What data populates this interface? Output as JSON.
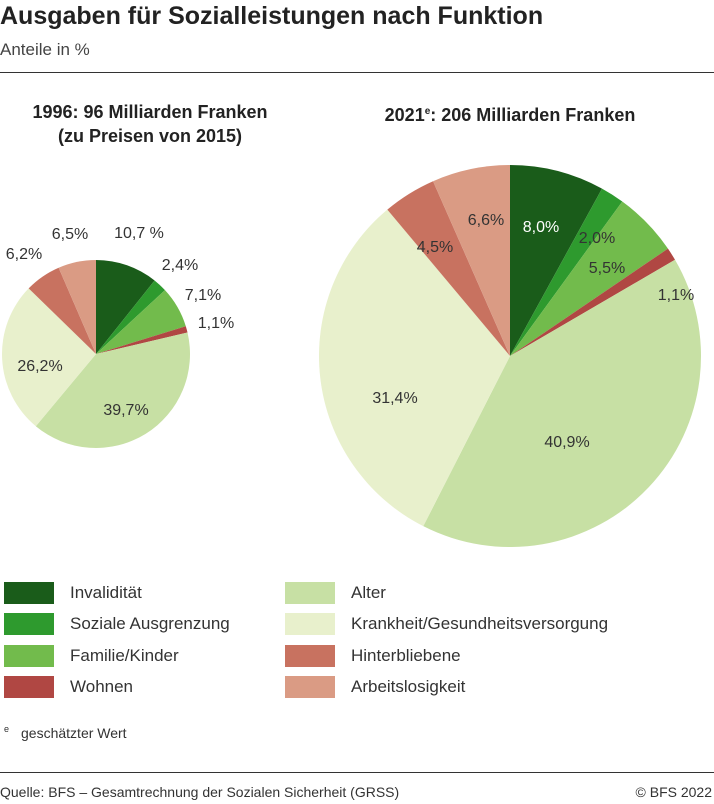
{
  "title": "Ausgaben für Sozialleistungen nach Funktion",
  "subtitle": "Anteile in %",
  "chart_data": [
    {
      "type": "pie",
      "title_line1": "1996: 96 Milliarden Franken",
      "title_line2": "(zu Preisen von 2015)",
      "categories": [
        "Invalidität",
        "Soziale Ausgrenzung",
        "Familie/Kinder",
        "Wohnen",
        "Alter",
        "Krankheit/Gesundheitsversorgung",
        "Hinterbliebene",
        "Arbeitslosigkeit"
      ],
      "values": [
        10.7,
        2.4,
        7.1,
        1.1,
        39.7,
        26.2,
        6.2,
        6.5
      ],
      "labels": [
        "10,7 %",
        "2,4%",
        "7,1%",
        "1,1%",
        "39,7%",
        "26,2%",
        "6,2%",
        "6,5%"
      ]
    },
    {
      "type": "pie",
      "title_year": "2021",
      "title_sup": "e",
      "title_rest": ": 206 Milliarden Franken",
      "categories": [
        "Invalidität",
        "Soziale Ausgrenzung",
        "Familie/Kinder",
        "Wohnen",
        "Alter",
        "Krankheit/Gesundheitsversorgung",
        "Hinterbliebene",
        "Arbeitslosigkeit"
      ],
      "values": [
        8.0,
        2.0,
        5.5,
        1.1,
        40.9,
        31.4,
        4.5,
        6.6
      ],
      "labels": [
        "8,0%",
        "2,0%",
        "5,5%",
        "1,1%",
        "40,9%",
        "31,4%",
        "4,5%",
        "6,6%"
      ]
    }
  ],
  "legend": [
    {
      "label": "Invalidität",
      "color": "#1a5c1a"
    },
    {
      "label": "Soziale Ausgrenzung",
      "color": "#2e9a2e"
    },
    {
      "label": "Familie/Kinder",
      "color": "#72bb4c"
    },
    {
      "label": "Wohnen",
      "color": "#b04743"
    },
    {
      "label": "Alter",
      "color": "#c7e0a4"
    },
    {
      "label": "Krankheit/Gesundheitsversorgung",
      "color": "#e8f0cc"
    },
    {
      "label": "Hinterbliebene",
      "color": "#c87260"
    },
    {
      "label": "Arbeitslosigkeit",
      "color": "#da9b84"
    }
  ],
  "note_mark": "e",
  "note": "geschätzter Wert",
  "source": "Quelle: BFS – Gesamtrechnung der Sozialen Sicherheit (GRSS)",
  "copyright": "© BFS 2022"
}
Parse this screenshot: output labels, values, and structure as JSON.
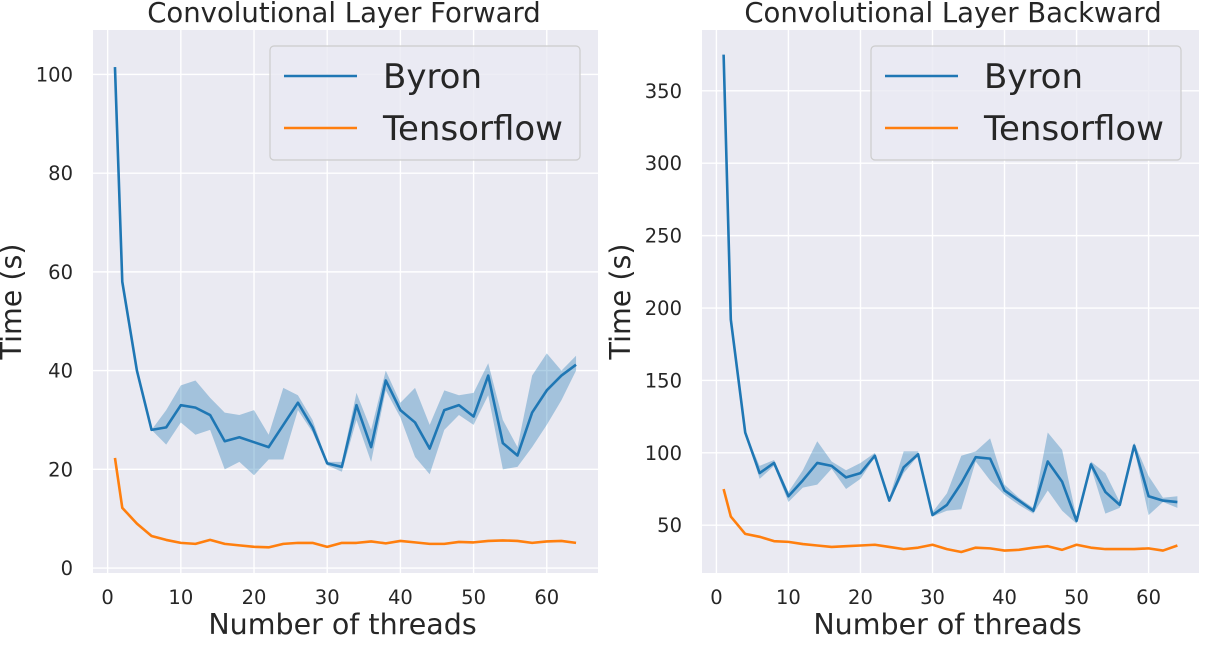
{
  "chart_data": [
    {
      "type": "line",
      "title": "Convolutional Layer Forward",
      "xlabel": "Number of threads",
      "ylabel": "Time (s)",
      "xlim": [
        -2,
        67
      ],
      "ylim": [
        -1,
        109
      ],
      "xticks": [
        0,
        10,
        20,
        30,
        40,
        50,
        60
      ],
      "yticks": [
        0,
        20,
        40,
        60,
        80,
        100
      ],
      "grid": true,
      "legend_position": "top-right",
      "series": [
        {
          "name": "Byron",
          "color": "#1f77b4",
          "band_color": "#1f77b4",
          "x": [
            1,
            2,
            4,
            6,
            8,
            10,
            12,
            14,
            16,
            18,
            20,
            22,
            24,
            26,
            28,
            30,
            32,
            34,
            36,
            38,
            40,
            42,
            44,
            46,
            48,
            50,
            52,
            54,
            56,
            58,
            60,
            62,
            64
          ],
          "y": [
            101.5,
            58.0,
            40.0,
            28.0,
            28.5,
            33.0,
            32.5,
            31.0,
            25.7,
            26.5,
            25.5,
            24.5,
            29.0,
            33.5,
            28.5,
            21.2,
            20.5,
            33.0,
            24.5,
            38.0,
            32.0,
            29.5,
            24.2,
            32.0,
            33.0,
            30.7,
            39.0,
            25.3,
            22.8,
            31.5,
            36.0,
            39.0,
            41.2
          ],
          "lower": [
            101.5,
            58.0,
            40.0,
            28.0,
            25.0,
            29.5,
            27.0,
            28.0,
            20.0,
            21.5,
            18.8,
            22.0,
            22.0,
            32.0,
            27.5,
            20.8,
            19.5,
            30.0,
            21.5,
            36.0,
            30.5,
            22.5,
            19.0,
            28.0,
            31.0,
            29.0,
            35.0,
            20.0,
            20.5,
            24.5,
            29.0,
            34.0,
            40.0
          ],
          "upper": [
            101.5,
            58.0,
            40.0,
            28.0,
            32.0,
            37.0,
            38.0,
            34.5,
            31.5,
            31.0,
            32.0,
            27.0,
            36.5,
            35.0,
            30.0,
            21.5,
            21.5,
            35.5,
            28.0,
            40.0,
            33.5,
            36.5,
            29.0,
            36.0,
            35.0,
            35.5,
            41.5,
            30.0,
            24.5,
            39.0,
            43.5,
            40.0,
            43.0
          ]
        },
        {
          "name": "Tensorflow",
          "color": "#ff7f0e",
          "x": [
            1,
            2,
            4,
            6,
            8,
            10,
            12,
            14,
            16,
            18,
            20,
            22,
            24,
            26,
            28,
            30,
            32,
            34,
            36,
            38,
            40,
            42,
            44,
            46,
            48,
            50,
            52,
            54,
            56,
            58,
            60,
            62,
            64
          ],
          "y": [
            22.3,
            12.2,
            9.0,
            6.5,
            5.7,
            5.1,
            4.9,
            5.7,
            4.9,
            4.6,
            4.3,
            4.2,
            4.9,
            5.1,
            5.1,
            4.3,
            5.1,
            5.1,
            5.4,
            5.0,
            5.5,
            5.2,
            4.9,
            4.9,
            5.3,
            5.2,
            5.5,
            5.6,
            5.5,
            5.1,
            5.4,
            5.5,
            5.1
          ]
        }
      ]
    },
    {
      "type": "line",
      "title": "Convolutional Layer Backward",
      "xlabel": "Number of threads",
      "ylabel": "Time (s)",
      "xlim": [
        -2,
        67
      ],
      "ylim": [
        17,
        392
      ],
      "xticks": [
        0,
        10,
        20,
        30,
        40,
        50,
        60
      ],
      "yticks": [
        50,
        100,
        150,
        200,
        250,
        300,
        350
      ],
      "grid": true,
      "legend_position": "top-right",
      "series": [
        {
          "name": "Byron",
          "color": "#1f77b4",
          "band_color": "#1f77b4",
          "x": [
            1,
            2,
            4,
            6,
            8,
            10,
            12,
            14,
            16,
            18,
            20,
            22,
            24,
            26,
            28,
            30,
            32,
            34,
            36,
            38,
            40,
            42,
            44,
            46,
            48,
            50,
            52,
            54,
            56,
            58,
            60,
            62,
            64
          ],
          "y": [
            375,
            192,
            114,
            86,
            93,
            70,
            81,
            93,
            91,
            83,
            86,
            98,
            67,
            90,
            99,
            57,
            64,
            79,
            97,
            96,
            74,
            67,
            60,
            94,
            80,
            53,
            92,
            73,
            64,
            105,
            70,
            67,
            66
          ],
          "lower": [
            375,
            192,
            114,
            82,
            91,
            66,
            76,
            78,
            89,
            75,
            82,
            97,
            66,
            86,
            98,
            56,
            60,
            61,
            94,
            81,
            71,
            64,
            58,
            74,
            60,
            51,
            90,
            58,
            62,
            103,
            57,
            66,
            62
          ],
          "upper": [
            375,
            192,
            114,
            91,
            95,
            73,
            88,
            108,
            94,
            88,
            93,
            100,
            69,
            101,
            101,
            59,
            72,
            98,
            101,
            110,
            78,
            69,
            62,
            114,
            102,
            55,
            94,
            86,
            66,
            107,
            84,
            69,
            70
          ]
        },
        {
          "name": "Tensorflow",
          "color": "#ff7f0e",
          "x": [
            1,
            2,
            4,
            6,
            8,
            10,
            12,
            14,
            16,
            18,
            20,
            22,
            24,
            26,
            28,
            30,
            32,
            34,
            36,
            38,
            40,
            42,
            44,
            46,
            48,
            50,
            52,
            54,
            56,
            58,
            60,
            62,
            64
          ],
          "y": [
            75,
            56,
            44,
            42,
            39,
            38.5,
            37,
            36,
            35,
            35.5,
            36,
            36.5,
            35,
            33.5,
            34.5,
            36.5,
            33.5,
            31.5,
            34.5,
            34,
            32.5,
            33,
            34.5,
            35.5,
            33,
            36.5,
            34.5,
            33.5,
            33.5,
            33.5,
            34,
            32.5,
            36
          ]
        }
      ]
    }
  ]
}
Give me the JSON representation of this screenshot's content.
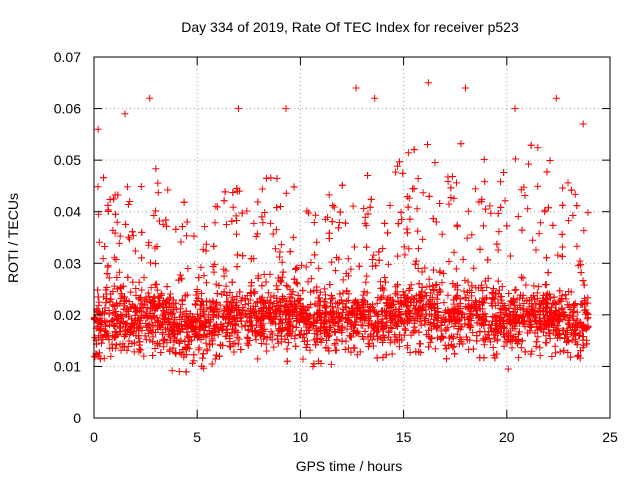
{
  "chart_data": {
    "type": "scatter",
    "title": "Day 334 of 2019, Rate Of TEC Index for receiver p523",
    "xlabel": "GPS time / hours",
    "ylabel": "ROTI / TECUs",
    "xlim": [
      0,
      25
    ],
    "ylim": [
      0,
      0.07
    ],
    "xticks": [
      0,
      5,
      10,
      15,
      20,
      25
    ],
    "xtick_labels": [
      "0",
      "5",
      "10",
      "15",
      "20",
      "25"
    ],
    "yticks": [
      0,
      0.01,
      0.02,
      0.03,
      0.04,
      0.05,
      0.06,
      0.07
    ],
    "ytick_labels": [
      "0",
      "0.01",
      "0.02",
      "0.03",
      "0.04",
      "0.05",
      "0.06",
      "0.07"
    ],
    "grid": true,
    "marker": "+",
    "marker_color": "#ff0000",
    "x_data_range": [
      0,
      23.95
    ],
    "typical_y_band": [
      0.008,
      0.03
    ],
    "series": [
      {
        "name": "ROTI",
        "envelope": {
          "x": [
            0,
            1,
            2,
            3,
            4,
            5,
            6,
            7,
            8,
            9,
            10,
            11,
            12,
            13,
            14,
            15,
            16,
            17,
            18,
            19,
            20,
            21,
            22,
            23,
            24
          ],
          "y_median": [
            0.018,
            0.019,
            0.018,
            0.02,
            0.018,
            0.017,
            0.019,
            0.02,
            0.019,
            0.02,
            0.019,
            0.018,
            0.019,
            0.02,
            0.019,
            0.02,
            0.021,
            0.019,
            0.02,
            0.019,
            0.018,
            0.02,
            0.019,
            0.018,
            0.018
          ],
          "y_upper": [
            0.045,
            0.044,
            0.04,
            0.045,
            0.042,
            0.035,
            0.04,
            0.045,
            0.042,
            0.045,
            0.04,
            0.038,
            0.045,
            0.046,
            0.042,
            0.048,
            0.052,
            0.045,
            0.05,
            0.046,
            0.045,
            0.05,
            0.048,
            0.042,
            0.045
          ]
        },
        "peak_points": [
          {
            "x": 0.2,
            "y": 0.056
          },
          {
            "x": 1.5,
            "y": 0.059
          },
          {
            "x": 2.7,
            "y": 0.062
          },
          {
            "x": 7.0,
            "y": 0.06
          },
          {
            "x": 9.3,
            "y": 0.06
          },
          {
            "x": 12.7,
            "y": 0.064
          },
          {
            "x": 13.6,
            "y": 0.062
          },
          {
            "x": 16.2,
            "y": 0.065
          },
          {
            "x": 18.0,
            "y": 0.064
          },
          {
            "x": 20.4,
            "y": 0.06
          },
          {
            "x": 22.4,
            "y": 0.062
          },
          {
            "x": 23.7,
            "y": 0.057
          }
        ]
      }
    ]
  }
}
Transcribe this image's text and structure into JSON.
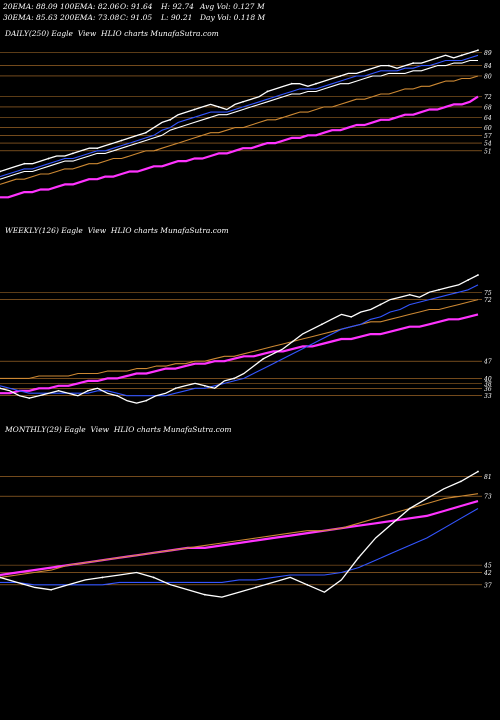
{
  "header": {
    "row1": [
      {
        "key": "ema20",
        "text": "20EMA: 88.09"
      },
      {
        "key": "ema100",
        "text": "100EMA: 82.06"
      },
      {
        "key": "open",
        "text": "O: 91.64"
      },
      {
        "key": "high",
        "text": "H: 92.74"
      },
      {
        "key": "avgvol",
        "text": "Avg Vol: 0.127 M"
      }
    ],
    "row2": [
      {
        "key": "ema30",
        "text": "30EMA: 85.63"
      },
      {
        "key": "ema200",
        "text": "200EMA: 73.08"
      },
      {
        "key": "close",
        "text": "C: 91.05"
      },
      {
        "key": "low",
        "text": "L: 90.21"
      },
      {
        "key": "dayvol",
        "text": "Day Vol: 0.118 M"
      }
    ]
  },
  "chart_data": [
    {
      "type": "line",
      "name": "daily",
      "title": "DAILY(250) Eagle  View  HLIO charts MunafaSutra.com",
      "grid": false,
      "ylim": [
        30,
        92
      ],
      "level_labels": [
        "89",
        "84",
        "80",
        "72",
        "68",
        "64",
        "60",
        "57",
        "54",
        "51"
      ],
      "series": [
        {
          "key": "price",
          "color": "#ffffff",
          "values": [
            43,
            44,
            45,
            46,
            46,
            47,
            48,
            49,
            49,
            50,
            51,
            52,
            52,
            53,
            54,
            55,
            56,
            57,
            58,
            60,
            62,
            63,
            65,
            66,
            67,
            68,
            69,
            68,
            67,
            69,
            70,
            71,
            72,
            74,
            75,
            76,
            77,
            77,
            76,
            77,
            78,
            79,
            80,
            81,
            81,
            82,
            83,
            84,
            84,
            83,
            84,
            85,
            85,
            86,
            87,
            88,
            87,
            88,
            89,
            90
          ]
        },
        {
          "key": "ema20",
          "color": "#3355ff",
          "values": [
            41,
            42,
            43,
            44,
            44,
            45,
            46,
            47,
            48,
            48,
            49,
            50,
            51,
            51,
            52,
            53,
            54,
            55,
            56,
            57,
            59,
            60,
            62,
            63,
            64,
            65,
            66,
            66,
            66,
            67,
            68,
            69,
            70,
            71,
            72,
            73,
            74,
            75,
            75,
            75,
            76,
            77,
            78,
            79,
            80,
            80,
            81,
            82,
            82,
            82,
            83,
            83,
            84,
            84,
            85,
            86,
            86,
            86,
            87,
            88
          ]
        },
        {
          "key": "ema30",
          "color": "#ffffff",
          "values": [
            40,
            41,
            42,
            43,
            43,
            44,
            45,
            46,
            47,
            47,
            48,
            49,
            50,
            50,
            51,
            52,
            53,
            54,
            55,
            56,
            57,
            59,
            60,
            61,
            62,
            63,
            64,
            65,
            65,
            66,
            67,
            68,
            69,
            70,
            71,
            72,
            73,
            73,
            74,
            74,
            75,
            76,
            77,
            77,
            78,
            79,
            80,
            80,
            81,
            81,
            81,
            82,
            82,
            83,
            84,
            84,
            85,
            85,
            86,
            86
          ]
        },
        {
          "key": "ema100",
          "color": "#cc8833",
          "values": [
            38,
            39,
            40,
            40,
            41,
            42,
            42,
            43,
            44,
            44,
            45,
            46,
            46,
            47,
            48,
            48,
            49,
            50,
            51,
            51,
            52,
            53,
            54,
            55,
            56,
            57,
            58,
            58,
            59,
            60,
            60,
            61,
            62,
            63,
            63,
            64,
            65,
            66,
            66,
            67,
            68,
            68,
            69,
            70,
            71,
            71,
            72,
            73,
            73,
            74,
            75,
            75,
            76,
            76,
            77,
            78,
            78,
            79,
            79,
            80
          ]
        },
        {
          "key": "ema200",
          "color": "#ff33ff",
          "values": [
            33,
            33,
            34,
            35,
            35,
            36,
            36,
            37,
            38,
            38,
            39,
            40,
            40,
            41,
            41,
            42,
            43,
            43,
            44,
            45,
            45,
            46,
            47,
            47,
            48,
            48,
            49,
            50,
            50,
            51,
            52,
            52,
            53,
            54,
            54,
            55,
            56,
            56,
            57,
            57,
            58,
            59,
            59,
            60,
            61,
            61,
            62,
            63,
            63,
            64,
            65,
            65,
            66,
            67,
            67,
            68,
            69,
            69,
            70,
            72
          ]
        }
      ]
    },
    {
      "type": "line",
      "name": "weekly",
      "title": "WEEKLY(126) Eagle  View  HLIO charts MunafaSutra.com",
      "grid": false,
      "ylim": [
        28,
        95
      ],
      "level_labels": [
        "75",
        "72",
        "47",
        "40",
        "38",
        "36",
        "33"
      ],
      "series": [
        {
          "key": "price",
          "color": "#ffffff",
          "values": [
            36,
            35,
            33,
            32,
            33,
            34,
            35,
            34,
            33,
            35,
            36,
            34,
            33,
            31,
            30,
            31,
            33,
            34,
            36,
            37,
            38,
            37,
            36,
            39,
            40,
            42,
            45,
            48,
            50,
            52,
            55,
            58,
            60,
            62,
            64,
            66,
            65,
            67,
            68,
            70,
            72,
            73,
            74,
            73,
            75,
            76,
            77,
            78,
            80,
            82
          ]
        },
        {
          "key": "ema20",
          "color": "#3355ff",
          "values": [
            37,
            36,
            35,
            34,
            34,
            34,
            34,
            34,
            34,
            34,
            35,
            35,
            34,
            33,
            33,
            33,
            33,
            33,
            34,
            35,
            36,
            36,
            37,
            38,
            39,
            40,
            42,
            44,
            46,
            48,
            50,
            52,
            54,
            56,
            58,
            60,
            61,
            62,
            64,
            65,
            67,
            68,
            70,
            71,
            72,
            73,
            74,
            75,
            76,
            78
          ]
        },
        {
          "key": "ema100",
          "color": "#cc8833",
          "values": [
            40,
            40,
            40,
            40,
            41,
            41,
            41,
            41,
            42,
            42,
            42,
            43,
            43,
            43,
            44,
            44,
            45,
            45,
            46,
            46,
            47,
            47,
            48,
            49,
            49,
            50,
            51,
            52,
            53,
            54,
            55,
            56,
            57,
            58,
            59,
            60,
            61,
            62,
            63,
            63,
            64,
            65,
            66,
            67,
            68,
            68,
            69,
            70,
            71,
            72
          ]
        },
        {
          "key": "ema200",
          "color": "#ff33ff",
          "values": [
            34,
            34,
            35,
            35,
            36,
            36,
            37,
            37,
            38,
            39,
            39,
            40,
            40,
            41,
            42,
            42,
            43,
            44,
            44,
            45,
            46,
            46,
            47,
            47,
            48,
            49,
            49,
            50,
            51,
            51,
            52,
            53,
            53,
            54,
            55,
            56,
            56,
            57,
            58,
            58,
            59,
            60,
            61,
            61,
            62,
            63,
            64,
            64,
            65,
            66
          ]
        }
      ]
    },
    {
      "type": "line",
      "name": "monthly",
      "title": "MONTHLY(29) Eagle  View  HLIO charts MunafaSutra.com",
      "grid": false,
      "ylim": [
        28,
        95
      ],
      "level_labels": [
        "81",
        "73",
        "45",
        "42",
        "37"
      ],
      "series": [
        {
          "key": "price",
          "color": "#ffffff",
          "values": [
            40,
            38,
            36,
            35,
            37,
            39,
            40,
            41,
            42,
            40,
            37,
            35,
            33,
            32,
            34,
            36,
            38,
            40,
            37,
            34,
            39,
            48,
            56,
            62,
            68,
            72,
            76,
            79,
            83
          ]
        },
        {
          "key": "ema20",
          "color": "#3355ff",
          "values": [
            38,
            38,
            37,
            37,
            37,
            37,
            37,
            38,
            38,
            38,
            38,
            38,
            38,
            38,
            39,
            39,
            40,
            41,
            41,
            41,
            42,
            44,
            47,
            50,
            53,
            56,
            60,
            64,
            68
          ]
        },
        {
          "key": "ema100",
          "color": "#cc8833",
          "values": [
            40,
            41,
            42,
            43,
            45,
            46,
            47,
            48,
            49,
            50,
            51,
            52,
            53,
            54,
            55,
            56,
            57,
            58,
            59,
            59,
            60,
            62,
            64,
            66,
            68,
            70,
            72,
            73,
            74
          ]
        },
        {
          "key": "ema200",
          "color": "#ff33ff",
          "values": [
            41,
            42,
            43,
            44,
            45,
            46,
            47,
            48,
            49,
            50,
            51,
            52,
            52,
            53,
            54,
            55,
            56,
            57,
            58,
            59,
            60,
            61,
            62,
            63,
            64,
            65,
            67,
            69,
            71
          ]
        }
      ]
    }
  ]
}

◇ ◇ ◇ ◇ ◇ ◇ ◇

• What to produce
Report every line containing the word "this" from the listing above.

• Exercise output
What data populates this interface? Output as JSON.
Parse this screenshot: output labels, values, and structure as JSON.
Give me the JSON representation of this screenshot's content.
Transcribe this image's text and structure into JSON.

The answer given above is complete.